## Problem statement
For each line below that includes the word "Clot", make a copy.

## Collection entries

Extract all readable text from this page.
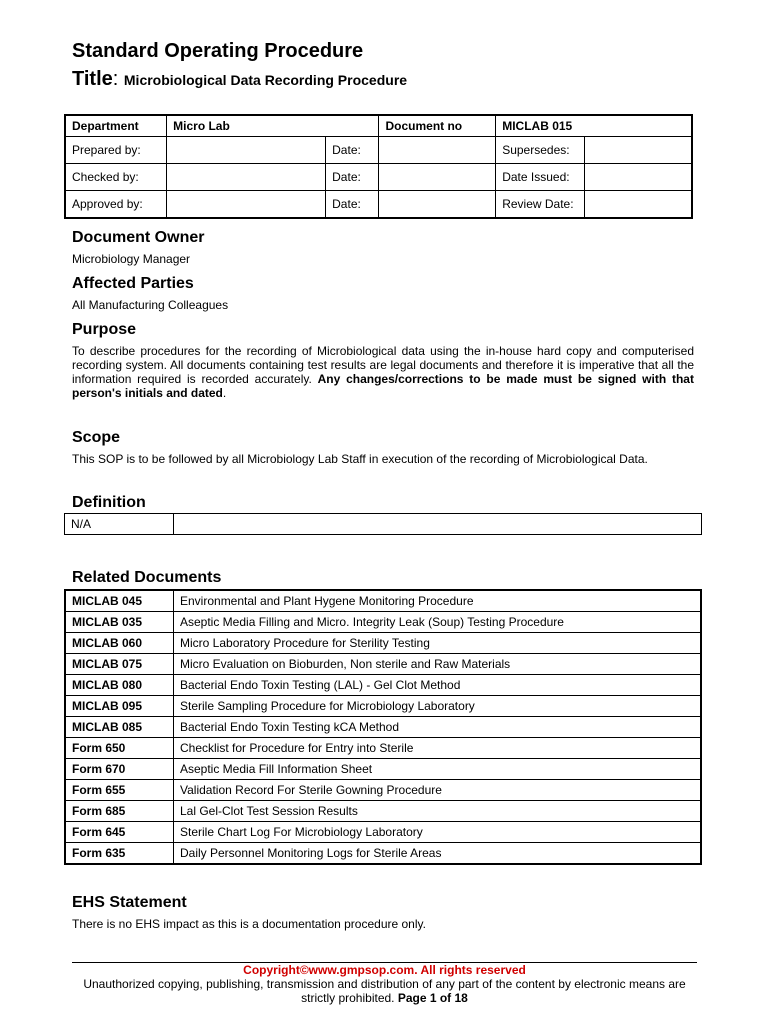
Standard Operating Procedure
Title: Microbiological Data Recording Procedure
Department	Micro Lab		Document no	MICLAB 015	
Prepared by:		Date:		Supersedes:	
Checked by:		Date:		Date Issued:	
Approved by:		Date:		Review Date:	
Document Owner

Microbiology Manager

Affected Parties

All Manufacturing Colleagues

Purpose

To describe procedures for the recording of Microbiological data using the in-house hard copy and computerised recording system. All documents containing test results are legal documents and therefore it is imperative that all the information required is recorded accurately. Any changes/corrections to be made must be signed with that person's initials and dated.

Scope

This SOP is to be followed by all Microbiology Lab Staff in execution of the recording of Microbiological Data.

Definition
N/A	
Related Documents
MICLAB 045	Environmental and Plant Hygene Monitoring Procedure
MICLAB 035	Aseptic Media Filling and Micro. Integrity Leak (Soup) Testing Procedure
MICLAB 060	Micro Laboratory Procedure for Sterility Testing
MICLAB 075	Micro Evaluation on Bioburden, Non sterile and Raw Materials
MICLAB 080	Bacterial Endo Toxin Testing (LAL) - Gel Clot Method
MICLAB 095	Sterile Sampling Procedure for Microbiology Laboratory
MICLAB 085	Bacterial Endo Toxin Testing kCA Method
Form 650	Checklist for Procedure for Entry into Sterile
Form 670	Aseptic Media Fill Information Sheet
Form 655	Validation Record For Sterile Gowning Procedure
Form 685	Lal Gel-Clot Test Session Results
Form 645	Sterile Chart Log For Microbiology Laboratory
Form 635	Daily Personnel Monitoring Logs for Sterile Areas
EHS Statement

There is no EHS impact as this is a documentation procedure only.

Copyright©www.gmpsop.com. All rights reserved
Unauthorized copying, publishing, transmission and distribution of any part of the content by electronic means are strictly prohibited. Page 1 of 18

## Written answer
MICLAB 080	Bacterial Endo Toxin Testing (LAL) - Gel Clot Method
Form 685	Lal Gel-Clot Test Session Results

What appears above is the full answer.